::: INPUT RECORDS
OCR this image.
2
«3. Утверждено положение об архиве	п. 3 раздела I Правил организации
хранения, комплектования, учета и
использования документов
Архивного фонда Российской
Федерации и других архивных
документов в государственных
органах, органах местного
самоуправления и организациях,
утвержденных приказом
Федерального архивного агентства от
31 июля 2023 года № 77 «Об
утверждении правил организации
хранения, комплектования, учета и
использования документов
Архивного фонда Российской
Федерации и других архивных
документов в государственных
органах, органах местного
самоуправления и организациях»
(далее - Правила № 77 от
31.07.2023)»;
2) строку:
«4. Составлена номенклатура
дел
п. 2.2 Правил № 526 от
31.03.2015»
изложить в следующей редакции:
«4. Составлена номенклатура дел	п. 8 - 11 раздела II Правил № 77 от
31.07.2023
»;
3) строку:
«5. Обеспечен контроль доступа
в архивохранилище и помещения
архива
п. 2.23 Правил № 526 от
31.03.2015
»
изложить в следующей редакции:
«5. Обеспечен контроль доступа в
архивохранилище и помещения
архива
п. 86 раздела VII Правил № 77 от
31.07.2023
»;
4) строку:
::::::
__INSTRUCTIONS TO FOLLOW__: Identify each line containing the string "Обеспечен" and copy it out.

__EXERCISE OUTPUT__:
«5. Обеспечен контроль доступа
«5. Обеспечен контроль доступа в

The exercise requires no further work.